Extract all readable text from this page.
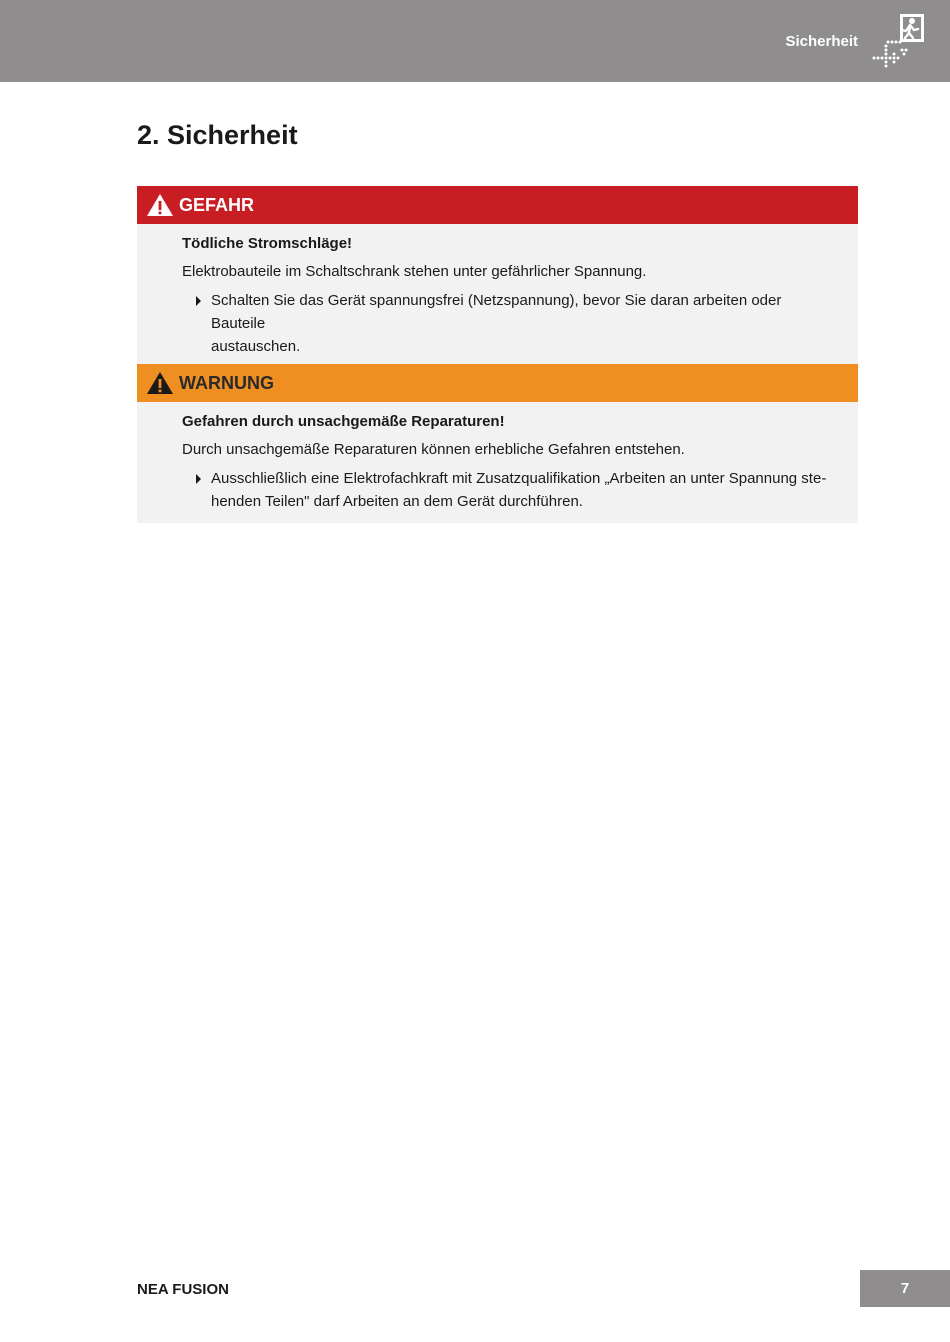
Sicherheit
2. Sicherheit
GEFAHR

Tödliche Stromschläge!

Elektrobauteile im Schaltschrank stehen unter gefährlicher Spannung.

Schalten Sie das Gerät spannungsfrei (Netzspannung), bevor Sie daran arbeiten oder Bauteile
austauschen.
WARNUNG

Gefahren durch unsachgemäße Reparaturen!

Durch unsachgemäße Reparaturen können erhebliche Gefahren entstehen.

Ausschließlich eine Elektrofachkraft mit Zusatzqualifikation „Arbeiten an unter Spannung ste-
henden Teilen" darf Arbeiten an dem Gerät durchführen.
NEA FUSION	7
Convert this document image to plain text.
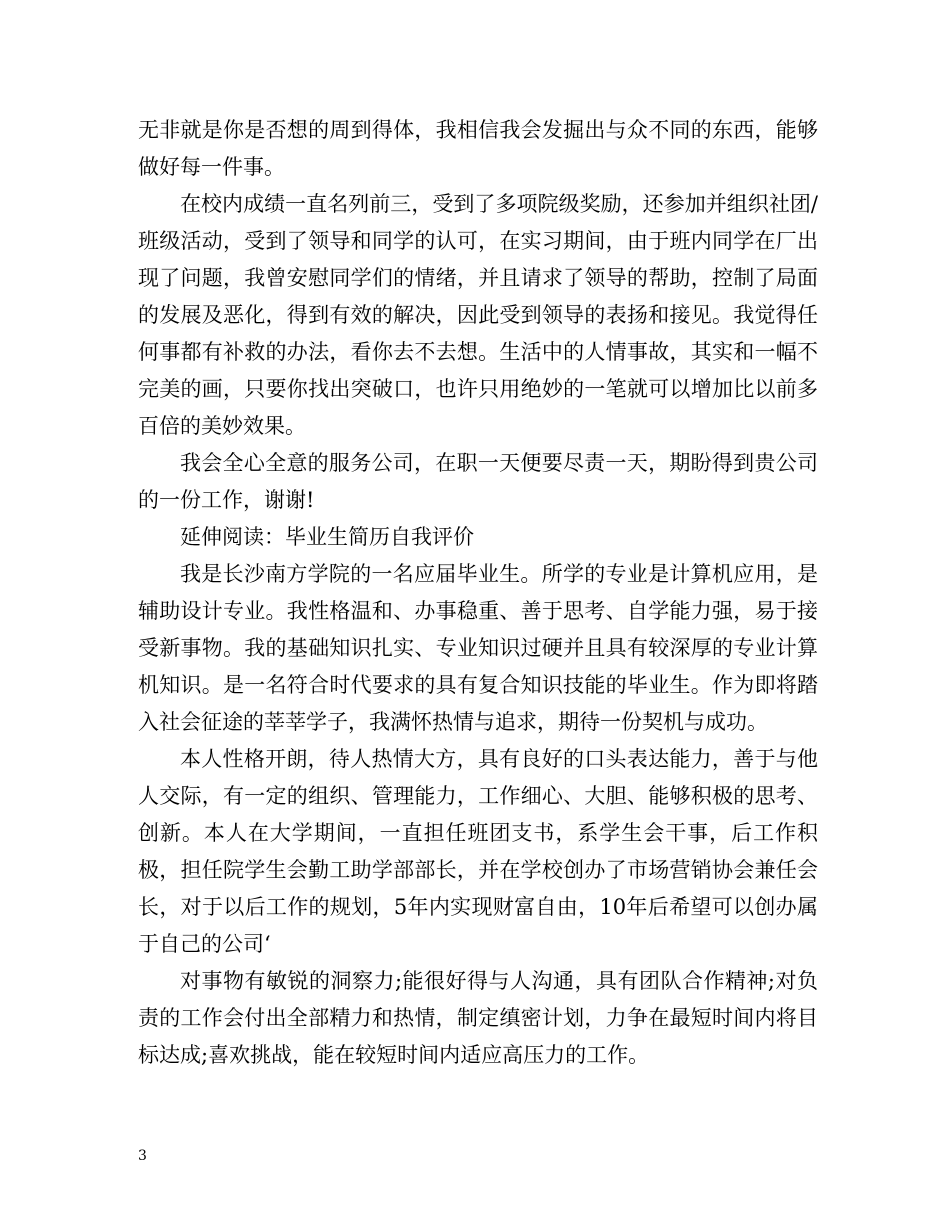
无非就是你是否想的周到得体，我相信我会发掘出与众不同的东西，能够做好每一件事。

在校内成绩一直名列前三，受到了多项院级奖励，还参加并组织社团/班级活动，受到了领导和同学的认可，在实习期间，由于班内同学在厂出现了问题，我曾安慰同学们的情绪，并且请求了领导的帮助，控制了局面的发展及恶化，得到有效的解决，因此受到领导的表扬和接见。我觉得任何事都有补救的办法，看你去不去想。生活中的人情事故，其实和一幅不完美的画，只要你找出突破口，也许只用绝妙的一笔就可以增加比以前多百倍的美妙效果。

我会全心全意的服务公司，在职一天便要尽责一天，期盼得到贵公司的一份工作，谢谢!

延伸阅读：毕业生简历自我评价

我是长沙南方学院的一名应届毕业生。所学的专业是计算机应用，是辅助设计专业。我性格温和、办事稳重、善于思考、自学能力强，易于接受新事物。我的基础知识扎实、专业知识过硬并且具有较深厚的专业计算机知识。是一名符合时代要求的具有复合知识技能的毕业生。作为即将踏入社会征途的莘莘学子，我满怀热情与追求，期待一份契机与成功。

本人性格开朗，待人热情大方，具有良好的口头表达能力，善于与他人交际，有一定的组织、管理能力，工作细心、大胆、能够积极的思考、创新。本人在大学期间，一直担任班团支书，系学生会干事，后工作积极，担任院学生会勤工助学部部长，并在学校创办了市场营销协会兼任会长，对于以后工作的规划，5年内实现财富自由，10年后希望可以创办属于自己的公司‘

对事物有敏锐的洞察力;能很好得与人沟通，具有团队合作精神;对负责的工作会付出全部精力和热情，制定缜密计划，力争在最短时间内将目标达成;喜欢挑战，能在较短时间内适应高压力的工作。

3
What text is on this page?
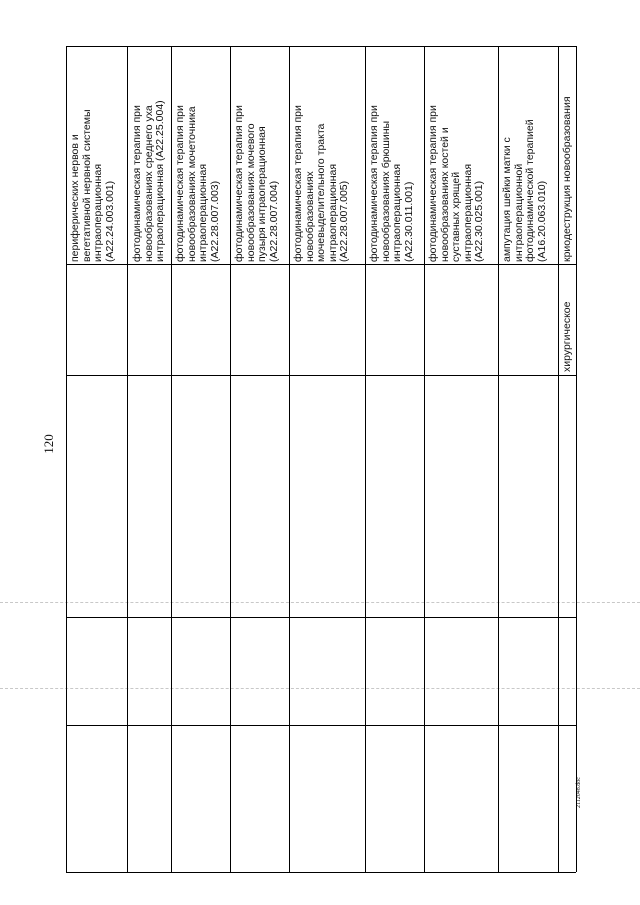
120
2112048.doc
периферических нервов и вегетативной нервной системы интраоперационная (A22.24.003.001) фотодинамическая терапия при новообразованиях среднего уха интраоперационная (A22.25.004) фотодинамическая терапия при новообразованиях мочеточника интраоперационная (A22.28.007.003) фотодинамическая терапия при новообразованиях мочевого пузыря интраоперационная (A22.28.007.004) фотодинамическая терапия при новообразованиях мочевыделительного тракта интраоперационная (A22.28.007.005) фотодинамическая терапия при новообразованиях брюшины интраоперационная (A22.30.011.001) фотодинамическая терапия при новообразованиях костей и суставных хрящей интраоперационная (A22.30.025.001) ампутация шейки матки с интраоперационной фотодинамической терапией (A16.20.063.010) криодеструкция новообразования
хирургическое
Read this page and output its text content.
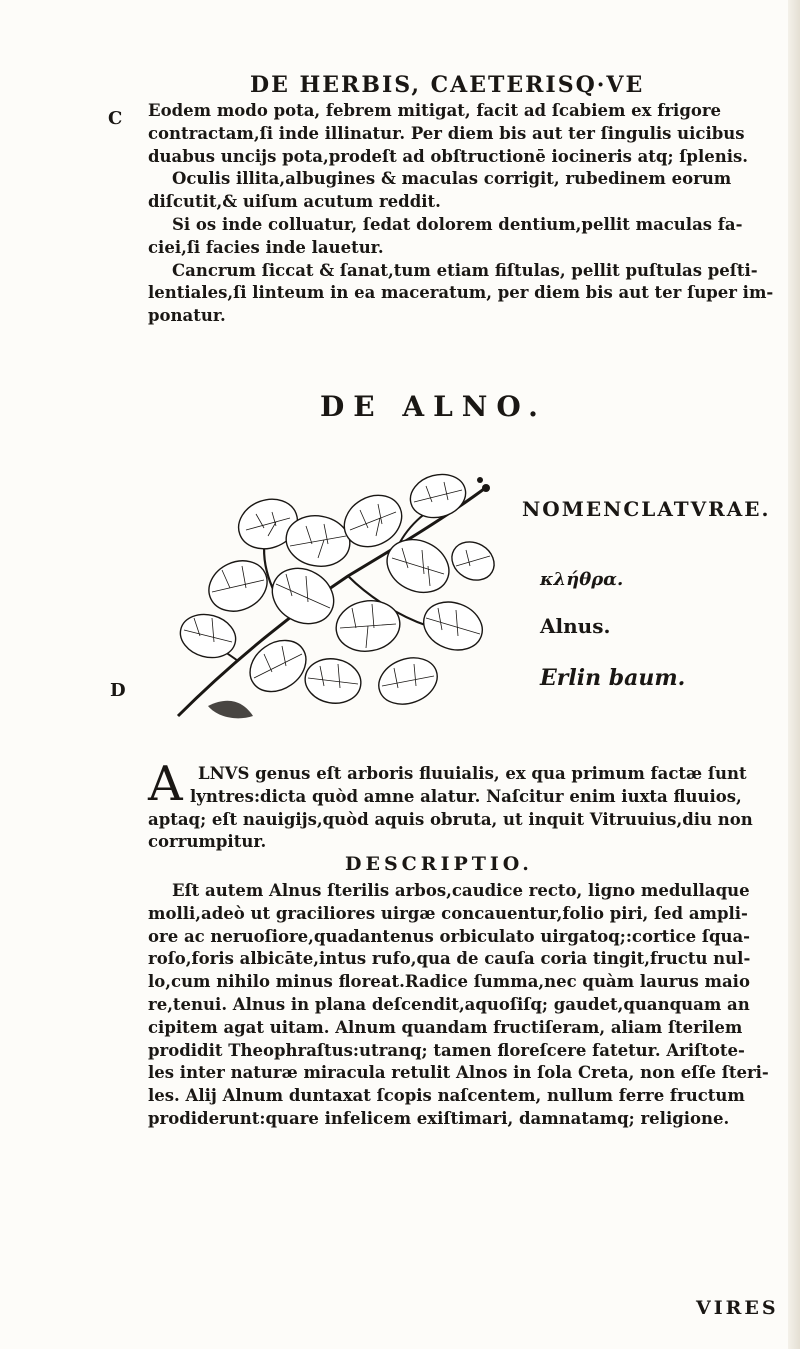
DE HERBIS, CAETERISQ·VE
C
D
Eodem modo pota, febrem mitigat, facit ad ſcabiem ex frigore
contractam,ſi inde illinatur. Per diem bis aut ter ſingulis uicibus
duabus uncijs pota,prodeſt ad obſtructionē iocineris atq; ſplenis.
Oculis illita,albugines & maculas corrigit, rubedinem eorum
diſcutit,& uiſum acutum reddit.
Si os inde colluatur, ſedat dolorem dentium,pellit maculas fa-
ciei,ſi facies inde lauetur.
Cancrum ſiccat & ſanat,tum etiam fiſtulas, pellit puſtulas peſti-
lentiales,ſi linteum in ea maceratum, per diem bis aut ter ſuper im-
ponatur.
DE ALNO.
NOMENCLATVRAE.
κλήθρα.
Alnus.
Erlin baum.
A LNVS genus eſt arboris fluuialis, ex qua primum factæ ſunt
lyntres:dicta quòd amne alatur. Naſcitur enim iuxta fluuios,
aptaq; eſt nauigijs,quòd aquis obruta, ut inquit Vitruuius,diu non
corrumpitur.
DESCRIPTIO.
Eſt autem Alnus ſterilis arbos,caudice recto, ligno medullaque
molli,adeò ut graciliores uirgæ concauentur,folio piri, ſed ampli-
ore ac neruoſiore,quadantenus orbiculato uirgatoq;:cortice ſqua-
roſo,foris albicāte,intus rufo,qua de cauſa coria tingit,fructu nul-
lo,cum nihilo minus floreat.Radice ſumma,nec quàm laurus maio
re,tenui. Alnus in plana deſcendit,aquoſiſq; gaudet,quanquam an
cipitem agat uitam. Alnum quandam fructiſeram, aliam ſterilem
prodidit Theophraſtus:utranq; tamen floreſcere fatetur. Ariſtote-
les inter naturæ miracula retulit Alnos in ſola Creta, non eſſe ſteri-
les. Alij Alnum duntaxat ſcopis naſcentem, nullum ferre fructum
prodiderunt:quare infelicem exiſtimari, damnatamq; religione.
VIRES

· · · · · · ·

Do this: Count how many lines of the listing above include "diem" and report that number alone.

Task result: 2